FRAGMENTO DE PÁGINA.
··········
Covarrubias Orozco, Sebastián de. Toledo, 7.I.1539 – Cuenca, 8.X.1613. Lexicógrafo, emblematista.

Perteneció a una familia que está cuajada, por ambas ramas, de destacados personajes del mundo de las letras, las artes, el derecho, la política y la Iglesia.

Era hijo del licenciado Sebastián de Horozco (u Orozco), hombre de leyes, poeta, autor teatral, recopilador de refranes y cronista de Toledo; se ha especulado con la posibilidad de que Horozco fuera de linaje cristiano nuevo, pero no hay pruebas seguras de ello. Por parte de su madre, María Valero de Covarrubias, se vincula a la poderosa familia de los Covarrubias: el padre de María, Marcos de Leiva y Covarrubias, era hermano de Juan de Covarrubias y del arquitecto Alonso de Covarrubias y Leiva, padre, a su vez, de los jurisconsultos Diego de Covarrubias y Leiva (que fue obispo de Ciudad Rodrigo y de Segovia, figura destacada del Concilio de Trento y presidente del Consejo de Castilla) y Antonio de Covarrubias y Leiva. Por otra parte, un hermano de Sebastián de Covarrubias, Juan de Horozco y Covarrubias, fue canónigo de Sevilla, obispo de Agrigento y de Guadix y autor de unos Emblemas morales (1589).
··········
DATOS MOSTRADOS.
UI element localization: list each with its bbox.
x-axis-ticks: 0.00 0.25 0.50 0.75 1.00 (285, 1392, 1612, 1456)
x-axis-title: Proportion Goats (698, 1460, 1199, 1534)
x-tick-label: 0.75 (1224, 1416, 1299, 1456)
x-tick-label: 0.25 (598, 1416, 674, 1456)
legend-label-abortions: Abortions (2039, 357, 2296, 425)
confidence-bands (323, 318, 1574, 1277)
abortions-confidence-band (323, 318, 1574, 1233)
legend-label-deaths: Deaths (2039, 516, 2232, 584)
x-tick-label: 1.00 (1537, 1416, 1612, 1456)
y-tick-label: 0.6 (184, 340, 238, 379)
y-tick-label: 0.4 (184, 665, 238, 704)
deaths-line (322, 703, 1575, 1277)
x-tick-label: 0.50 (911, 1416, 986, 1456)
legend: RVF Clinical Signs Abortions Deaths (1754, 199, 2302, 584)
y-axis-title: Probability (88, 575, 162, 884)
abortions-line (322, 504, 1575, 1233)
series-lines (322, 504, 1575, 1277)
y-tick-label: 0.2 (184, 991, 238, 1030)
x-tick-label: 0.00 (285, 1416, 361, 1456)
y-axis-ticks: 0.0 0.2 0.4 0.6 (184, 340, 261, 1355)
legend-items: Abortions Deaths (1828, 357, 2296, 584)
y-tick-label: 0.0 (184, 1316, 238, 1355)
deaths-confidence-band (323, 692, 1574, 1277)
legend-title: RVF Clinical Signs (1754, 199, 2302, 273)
··········
ENUNCIADO 1.
Transcribe un tramo de la biografía de Sebastián de Covarrubias: empieza en las palabras "Covarrubias Orozco, Sebastián" y termina tras "y la Iglesia.".
ENUNCIADO 2.
Prosigue la biografía de Sebastián de Covarrubias a partir de su última oración.
Los datos no intervienen en este ejercicio.

RESULTADO 1.
Covarrubias Orozco, Sebastián de. Toledo, 7.I.1539 – Cuenca, 8.X.1613. Lexicógrafo, emblematista.

Perteneció a una familia que está cuajada, por ambas ramas, de destacados personajes del mundo de las letras, las artes, el derecho, la política y la Iglesia.

RESULTADO 2.
Juan de Covarrubias asumió en su casa de Salamanca tanto la educación de sus dos sobrinos carnales (Diego y Antonio de Covarrubias y Leiva) como la de su sobrino nieto Sebastián de Covarrubias “y otros sobrinos que salieron personas tan señaladas y conocidas”, como se lee en una breve biografía manuscrita de Covarrubias que se conserva en la catedral de Cuenca y fue redactada por su sobrino Francisco de Alarcón y Covarrubias. Por lo demás, hay constancia del paso de Sebastián de Covarrubias por las aulas de la universidad salmantina, en la que se graduó en Cánones y Teología.

En 1567, fue ordenado sacerdote en Pedraza por su tío segundo, Diego de Covarrubias. Fue racionero de Salamanca por resignación de Juan de Covarrubias, su tío abuelo, y comisario del Santo Oficio de la Inquisición de Valladolid (más adelante, en 1602, fue consultor en la Inquisición de Cuenca).

Siguió a la Corte siendo Diego de Covarrubias presidente de Castilla, y, según la citada biografía, “Filipo segundo puso los ojos en él para maestro del Príncipe Don Fernando, lo cual con su modestia y natural encogimiento divirtió [es decir, rechazó] el Presidente, como otros aumentos que dejó de alcanzar D. Sebastián”.

Fallecido Diego en 1577, Covarrubias fue hecho capellán de Su Majestad, marchó a Roma con una carta del Rey y allí consiguió que Gregorio XIII le concediera un canonicato en Cuenca, con dos mil ducados de beneficios simples.

A partir de 1579, Sebastián de Covarrubias fijó su residencia en Cuenca. Es posible seguir sus actividades y alguno de sus viajes a través de las actas capitulares.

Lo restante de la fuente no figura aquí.